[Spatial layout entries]
************

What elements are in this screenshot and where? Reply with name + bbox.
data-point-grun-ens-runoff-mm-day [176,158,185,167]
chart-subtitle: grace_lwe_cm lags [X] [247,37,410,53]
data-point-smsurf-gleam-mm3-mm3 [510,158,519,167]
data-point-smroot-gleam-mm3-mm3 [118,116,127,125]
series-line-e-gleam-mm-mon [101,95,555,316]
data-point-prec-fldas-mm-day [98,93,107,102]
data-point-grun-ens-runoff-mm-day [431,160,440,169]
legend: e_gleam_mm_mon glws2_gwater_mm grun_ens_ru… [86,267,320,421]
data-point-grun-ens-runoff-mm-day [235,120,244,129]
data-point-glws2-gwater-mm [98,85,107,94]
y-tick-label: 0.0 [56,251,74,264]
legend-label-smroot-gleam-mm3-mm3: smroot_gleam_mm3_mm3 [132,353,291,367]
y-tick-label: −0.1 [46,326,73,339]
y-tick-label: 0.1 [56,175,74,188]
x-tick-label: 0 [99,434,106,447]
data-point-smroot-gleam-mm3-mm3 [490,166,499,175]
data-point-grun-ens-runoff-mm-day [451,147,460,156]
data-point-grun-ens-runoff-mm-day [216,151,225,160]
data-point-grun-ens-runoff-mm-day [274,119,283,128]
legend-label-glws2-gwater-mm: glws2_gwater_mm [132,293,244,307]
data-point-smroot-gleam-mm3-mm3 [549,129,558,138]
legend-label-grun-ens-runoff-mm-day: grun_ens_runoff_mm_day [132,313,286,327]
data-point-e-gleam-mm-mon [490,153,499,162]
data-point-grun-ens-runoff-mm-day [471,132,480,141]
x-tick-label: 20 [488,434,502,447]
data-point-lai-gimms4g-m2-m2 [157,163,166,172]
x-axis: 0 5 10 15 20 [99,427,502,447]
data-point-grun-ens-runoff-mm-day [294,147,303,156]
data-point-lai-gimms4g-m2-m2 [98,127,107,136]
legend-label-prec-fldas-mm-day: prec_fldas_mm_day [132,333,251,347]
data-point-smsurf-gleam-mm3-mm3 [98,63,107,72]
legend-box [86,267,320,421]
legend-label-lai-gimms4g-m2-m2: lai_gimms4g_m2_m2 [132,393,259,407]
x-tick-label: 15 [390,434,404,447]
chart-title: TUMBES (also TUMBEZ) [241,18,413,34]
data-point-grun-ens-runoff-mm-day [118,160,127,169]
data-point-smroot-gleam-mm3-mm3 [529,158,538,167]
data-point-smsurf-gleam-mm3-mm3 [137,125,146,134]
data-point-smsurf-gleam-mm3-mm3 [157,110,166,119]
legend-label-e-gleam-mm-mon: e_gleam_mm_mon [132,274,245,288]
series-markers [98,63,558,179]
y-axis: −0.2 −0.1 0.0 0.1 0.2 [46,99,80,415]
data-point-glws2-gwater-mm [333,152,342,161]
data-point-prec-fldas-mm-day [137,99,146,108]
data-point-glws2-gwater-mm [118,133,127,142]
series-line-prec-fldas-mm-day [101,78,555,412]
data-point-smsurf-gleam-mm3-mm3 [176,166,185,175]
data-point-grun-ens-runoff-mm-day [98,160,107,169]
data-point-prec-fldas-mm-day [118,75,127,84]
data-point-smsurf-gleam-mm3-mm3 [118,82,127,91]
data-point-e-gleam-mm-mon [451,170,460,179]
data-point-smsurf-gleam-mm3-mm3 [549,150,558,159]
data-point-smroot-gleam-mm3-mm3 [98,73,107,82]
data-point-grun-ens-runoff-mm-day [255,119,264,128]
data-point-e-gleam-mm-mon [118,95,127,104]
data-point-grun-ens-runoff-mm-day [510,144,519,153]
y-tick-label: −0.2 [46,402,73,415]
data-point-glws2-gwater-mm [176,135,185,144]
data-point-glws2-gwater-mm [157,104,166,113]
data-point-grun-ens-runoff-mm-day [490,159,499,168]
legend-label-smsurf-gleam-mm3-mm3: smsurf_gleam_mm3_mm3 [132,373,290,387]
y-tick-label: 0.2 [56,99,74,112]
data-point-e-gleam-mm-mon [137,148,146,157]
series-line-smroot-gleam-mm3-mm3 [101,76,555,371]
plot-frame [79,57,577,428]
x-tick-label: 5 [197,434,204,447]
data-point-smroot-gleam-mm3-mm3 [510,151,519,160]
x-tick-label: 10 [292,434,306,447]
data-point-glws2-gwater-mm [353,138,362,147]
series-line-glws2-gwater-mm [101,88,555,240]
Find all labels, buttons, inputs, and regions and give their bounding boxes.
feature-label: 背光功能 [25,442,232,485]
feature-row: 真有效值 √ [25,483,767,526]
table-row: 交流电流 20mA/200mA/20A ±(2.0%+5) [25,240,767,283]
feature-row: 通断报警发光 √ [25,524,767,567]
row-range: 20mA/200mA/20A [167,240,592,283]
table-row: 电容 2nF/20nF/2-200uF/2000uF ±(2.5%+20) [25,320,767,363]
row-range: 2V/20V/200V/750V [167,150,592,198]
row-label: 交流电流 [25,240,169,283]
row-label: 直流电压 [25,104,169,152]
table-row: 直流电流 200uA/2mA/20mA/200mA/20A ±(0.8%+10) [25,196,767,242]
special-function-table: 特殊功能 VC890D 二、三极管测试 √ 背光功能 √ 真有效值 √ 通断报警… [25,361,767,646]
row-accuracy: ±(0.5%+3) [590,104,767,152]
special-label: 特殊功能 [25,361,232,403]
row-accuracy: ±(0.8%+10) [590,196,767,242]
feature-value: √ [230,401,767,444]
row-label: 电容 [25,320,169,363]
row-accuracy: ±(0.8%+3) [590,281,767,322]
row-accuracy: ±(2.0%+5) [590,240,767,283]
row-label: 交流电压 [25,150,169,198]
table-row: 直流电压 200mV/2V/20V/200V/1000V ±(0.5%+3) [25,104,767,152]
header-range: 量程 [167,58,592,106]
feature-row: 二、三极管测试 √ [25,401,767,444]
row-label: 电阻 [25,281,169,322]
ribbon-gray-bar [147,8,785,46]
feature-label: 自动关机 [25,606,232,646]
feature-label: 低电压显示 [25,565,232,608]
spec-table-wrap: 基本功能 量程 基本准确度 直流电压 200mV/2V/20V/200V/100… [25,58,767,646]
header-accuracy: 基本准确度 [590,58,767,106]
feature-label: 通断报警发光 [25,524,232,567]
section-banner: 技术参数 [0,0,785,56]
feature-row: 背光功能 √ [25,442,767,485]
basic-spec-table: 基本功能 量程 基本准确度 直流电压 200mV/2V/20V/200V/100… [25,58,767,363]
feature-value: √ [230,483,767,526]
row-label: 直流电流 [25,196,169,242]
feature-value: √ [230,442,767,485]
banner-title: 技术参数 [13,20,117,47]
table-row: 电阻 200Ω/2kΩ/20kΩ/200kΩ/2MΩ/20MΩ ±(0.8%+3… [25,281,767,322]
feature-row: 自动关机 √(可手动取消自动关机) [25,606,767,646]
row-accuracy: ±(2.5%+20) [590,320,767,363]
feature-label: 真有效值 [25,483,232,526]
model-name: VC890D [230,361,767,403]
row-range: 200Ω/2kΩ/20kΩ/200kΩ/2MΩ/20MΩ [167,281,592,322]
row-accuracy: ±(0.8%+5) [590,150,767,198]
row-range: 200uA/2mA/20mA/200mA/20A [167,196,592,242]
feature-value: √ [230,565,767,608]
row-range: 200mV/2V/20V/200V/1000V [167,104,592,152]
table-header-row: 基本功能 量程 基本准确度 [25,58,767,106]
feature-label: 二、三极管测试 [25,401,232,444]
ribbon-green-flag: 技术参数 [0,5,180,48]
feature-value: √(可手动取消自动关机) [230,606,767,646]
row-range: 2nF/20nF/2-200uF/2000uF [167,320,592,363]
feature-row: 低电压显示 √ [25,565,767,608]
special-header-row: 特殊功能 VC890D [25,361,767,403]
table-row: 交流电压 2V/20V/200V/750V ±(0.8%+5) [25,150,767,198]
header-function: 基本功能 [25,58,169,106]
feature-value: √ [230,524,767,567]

************

Short exercise: Copy the stretch of the listing from its start through the line containing "x-tick-label: 0 [99,434,106,447]", swapping every "y-tick-label" for "y-tick-text" and leaving everything else unchanged.

Result below:
What elements are in this screenshot and where? Reply with name + bbox.
data-point-grun-ens-runoff-mm-day [176,158,185,167]
chart-subtitle: grace_lwe_cm lags [X] [247,37,410,53]
data-point-smsurf-gleam-mm3-mm3 [510,158,519,167]
data-point-smroot-gleam-mm3-mm3 [118,116,127,125]
series-line-e-gleam-mm-mon [101,95,555,316]
data-point-prec-fldas-mm-day [98,93,107,102]
data-point-grun-ens-runoff-mm-day [431,160,440,169]
legend: e_gleam_mm_mon glws2_gwater_mm grun_ens_ru… [86,267,320,421]
data-point-grun-ens-runoff-mm-day [235,120,244,129]
data-point-glws2-gwater-mm [98,85,107,94]
y-tick-text: 0.0 [56,251,74,264]
legend-label-smroot-gleam-mm3-mm3: smroot_gleam_mm3_mm3 [132,353,291,367]
y-tick-text: −0.1 [46,326,73,339]
y-tick-text: 0.1 [56,175,74,188]
x-tick-label: 0 [99,434,106,447]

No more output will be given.